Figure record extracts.
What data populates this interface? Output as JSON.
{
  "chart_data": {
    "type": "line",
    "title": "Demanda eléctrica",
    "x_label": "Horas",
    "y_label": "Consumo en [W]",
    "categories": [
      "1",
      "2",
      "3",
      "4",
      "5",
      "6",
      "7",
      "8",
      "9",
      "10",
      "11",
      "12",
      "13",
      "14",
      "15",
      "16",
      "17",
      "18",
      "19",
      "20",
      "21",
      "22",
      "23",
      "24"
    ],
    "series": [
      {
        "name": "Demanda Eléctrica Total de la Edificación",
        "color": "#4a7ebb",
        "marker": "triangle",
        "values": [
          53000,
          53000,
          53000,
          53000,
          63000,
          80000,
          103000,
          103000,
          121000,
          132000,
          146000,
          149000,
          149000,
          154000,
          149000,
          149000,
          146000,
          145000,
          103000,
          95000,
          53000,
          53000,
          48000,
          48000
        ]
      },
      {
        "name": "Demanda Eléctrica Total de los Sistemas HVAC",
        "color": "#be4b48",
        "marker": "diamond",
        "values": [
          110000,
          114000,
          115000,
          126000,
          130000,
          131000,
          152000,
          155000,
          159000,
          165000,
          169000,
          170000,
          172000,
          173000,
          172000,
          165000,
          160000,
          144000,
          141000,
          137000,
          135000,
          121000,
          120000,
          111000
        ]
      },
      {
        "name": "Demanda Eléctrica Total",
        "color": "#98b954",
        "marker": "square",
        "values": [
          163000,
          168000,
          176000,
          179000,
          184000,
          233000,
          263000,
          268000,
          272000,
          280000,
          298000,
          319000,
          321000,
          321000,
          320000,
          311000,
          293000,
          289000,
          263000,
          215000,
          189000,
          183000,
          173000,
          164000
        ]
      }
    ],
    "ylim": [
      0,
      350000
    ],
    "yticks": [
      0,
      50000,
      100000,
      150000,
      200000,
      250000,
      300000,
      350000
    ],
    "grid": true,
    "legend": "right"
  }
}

Task description. Extract the full listing above without altering anything.

Task result.
What data populates this interface? Output as JSON.
{
  "chart_data": {
    "type": "line",
    "title": "Demanda eléctrica",
    "x_label": "Horas",
    "y_label": "Consumo en [W]",
    "categories": [
      "1",
      "2",
      "3",
      "4",
      "5",
      "6",
      "7",
      "8",
      "9",
      "10",
      "11",
      "12",
      "13",
      "14",
      "15",
      "16",
      "17",
      "18",
      "19",
      "20",
      "21",
      "22",
      "23",
      "24"
    ],
    "series": [
      {
        "name": "Demanda Eléctrica Total de la Edificación",
        "color": "#4a7ebb",
        "marker": "triangle",
        "values": [
          53000,
          53000,
          53000,
          53000,
          63000,
          80000,
          103000,
          103000,
          121000,
          132000,
          146000,
          149000,
          149000,
          154000,
          149000,
          149000,
          146000,
          145000,
          103000,
          95000,
          53000,
          53000,
          48000,
          48000
        ]
      },
      {
        "name": "Demanda Eléctrica Total de los Sistemas HVAC",
        "color": "#be4b48",
        "marker": "diamond",
        "values": [
          110000,
          114000,
          115000,
          126000,
          130000,
          131000,
          152000,
          155000,
          159000,
          165000,
          169000,
          170000,
          172000,
          173000,
          172000,
          165000,
          160000,
          144000,
          141000,
          137000,
          135000,
          121000,
          120000,
          111000
        ]
      },
      {
        "name": "Demanda Eléctrica Total",
        "color": "#98b954",
        "marker": "square",
        "values": [
          163000,
          168000,
          176000,
          179000,
          184000,
          233000,
          263000,
          268000,
          272000,
          280000,
          298000,
          319000,
          321000,
          321000,
          320000,
          311000,
          293000,
          289000,
          263000,
          215000,
          189000,
          183000,
          173000,
          164000
        ]
      }
    ],
    "ylim": [
      0,
      350000
    ],
    "yticks": [
      0,
      50000,
      100000,
      150000,
      200000,
      250000,
      300000,
      350000
    ],
    "grid": true,
    "legend": "right"
  }
}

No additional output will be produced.